Width / Diameter of a binary tree is the farthest distance between any two nodes.

int height(struct TreeNode* root) {
  if (root == NULL) {
    return 0;
  }
 
  int left = height(root->left);
  int right = height(root->right);
 
  if (left > right) {
    return left + 1;
  } else {
    return right + 1;
  }
}
 
int diameterOfBinaryTree(struct TreeNode* root) {
  if (root == NULL) {
    return 0;
  }
 
  int a = diameterOfBinaryTree(root->left);
  int b = diameterOfBinaryTree(root->right);
  int c = height(root->left) + height(root->right);
 
  if (a > b && a > c)
      return a;
  if (b > a && b > c)
      return b;
  if (c > a && c > b)
      return c;
}

Well, when we search for the diameter, its not necessary that it will span from the left subtree to the root to the right subtree. There are 3 ways to get the diameter:

You start from left subtree and end in the left subtree, which is why we call diameterOfBinaryTree(root->left).
You start from the right subtree and end in the right subtree, which is why we call diameterOfBinaryTree(root->right).
***
**LIST OF TASKS:**
**a.** Swap "geometrical" for "geometric" in the rows from the start through the line containing "The ownship A is at (508, 62).", keeping everything else the same.
**b.** Continue the explanation of the binary tree diameter code from where it stops.
***
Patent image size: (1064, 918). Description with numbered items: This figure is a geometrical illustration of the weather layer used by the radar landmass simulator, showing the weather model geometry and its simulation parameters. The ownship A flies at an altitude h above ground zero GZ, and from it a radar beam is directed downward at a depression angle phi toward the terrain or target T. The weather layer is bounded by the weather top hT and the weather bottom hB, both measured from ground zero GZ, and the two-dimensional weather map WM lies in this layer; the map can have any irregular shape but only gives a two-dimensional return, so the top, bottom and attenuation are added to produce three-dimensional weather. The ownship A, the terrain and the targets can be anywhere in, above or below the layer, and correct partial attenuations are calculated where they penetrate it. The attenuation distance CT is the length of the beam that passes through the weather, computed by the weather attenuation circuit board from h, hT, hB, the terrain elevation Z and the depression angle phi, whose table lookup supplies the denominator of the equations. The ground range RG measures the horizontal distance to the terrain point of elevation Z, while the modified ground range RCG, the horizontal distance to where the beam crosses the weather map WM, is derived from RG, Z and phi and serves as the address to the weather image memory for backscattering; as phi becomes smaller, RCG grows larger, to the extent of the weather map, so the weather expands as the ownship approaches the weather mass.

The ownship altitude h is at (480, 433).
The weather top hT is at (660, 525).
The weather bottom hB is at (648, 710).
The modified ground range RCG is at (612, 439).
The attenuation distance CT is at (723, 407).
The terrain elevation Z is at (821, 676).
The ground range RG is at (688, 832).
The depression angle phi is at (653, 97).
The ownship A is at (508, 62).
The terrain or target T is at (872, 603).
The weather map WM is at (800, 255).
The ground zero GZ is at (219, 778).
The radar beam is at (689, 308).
***
**ANSWER LIST:**
**a.**
Patent image size: (1064, 918). Description with numbered items: This figure is a geometric illustration of the weather layer used by the radar landmass simulator, showing the weather model geometry and its simulation parameters. The ownship A flies at an altitude h above ground zero GZ, and from it a radar beam is directed downward at a depression angle phi toward the terrain or target T. The weather layer is bounded by the weather top hT and the weather bottom hB, both measured from ground zero GZ, and the two-dimensional weather map WM lies in this layer; the map can have any irregular shape but only gives a two-dimensional return, so the top, bottom and attenuation are added to produce three-dimensional weather. The ownship A, the terrain and the targets can be anywhere in, above or below the layer, and correct partial attenuations are calculated where they penetrate it. The attenuation distance CT is the length of the beam that passes through the weather, computed by the weather attenuation circuit board from h, hT, hB, the terrain elevation Z and the depression angle phi, whose table lookup supplies the denominator of the equations. The ground range RG measures the horizontal distance to the terrain point of elevation Z, while the modified ground range RCG, the horizontal distance to where the beam crosses the weather map WM, is derived from RG, Z and phi and serves as the address to the weather image memory for backscattering; as phi becomes smaller, RCG grows larger, to the extent of the weather map, so the weather expands as the ownship approaches the weather mass.

The ownship altitude h is at (480, 433).
The weather top hT is at (660, 525).
The weather bottom hB is at (648, 710).
The modified ground range RCG is at (612, 439).
The attenuation distance CT is at (723, 407).
The terrain elevation Z is at (821, 676).
The ground range RG is at (688, 832).
The depression angle phi is at (653, 97).
The ownship A is at (508, 62).

**b.**
You start from the left subtree and end in the right subtree, which is why we call height(root->left) + height(root->right).

But a problem with this bruteforced technique is that we have another recursive call inside a recursive call, which essentially makes our time complexity O(n^2). So we need some way to not call the height function. Let us create a new function and a new struct outside our main diameterOfBinaryTree function.

struct Pair {
  int first;
  int second;
};
 
struct Pair diameterFast(struct TreeNode* root) {
  if (root == NULL) {
    struct Pair p = {0, 0};
    return p;
  }
 
  struct Pair left = diameterFast(root->left);
  struct Pair right = diameterFast(root->right);
 
  int a = left.first;
  int b = right.first;
  int c = left.second + right.second;
 
  struct Pair pair;
 
  if (a > b && a > c) {
    pair.first = a;
  } else if (b > a && b > c) {
    pair.first = b;
  } else if (c > a && c > b) {
    pair.first = c;
  }
 
  if  (left.second > right.second) {
    pair.second = left.second + 1;
  } else {
    pair.second = right.second + 1;
  }
 
  return pair;
}

And now using this function, in our main function.

int diameterOfBinaryTree(struct TreeNode* root) {
  return diameterFast(root).first;
}

If it not obvious, in the Pair struct, we save second as the height of the trees as we go along the tree, so we need not make another height function to calculate it.

Checking for balanced trees

A definition for a balanced tree is that if the difference between heights of left and eight subtree is not more than one for all nodes of the tree.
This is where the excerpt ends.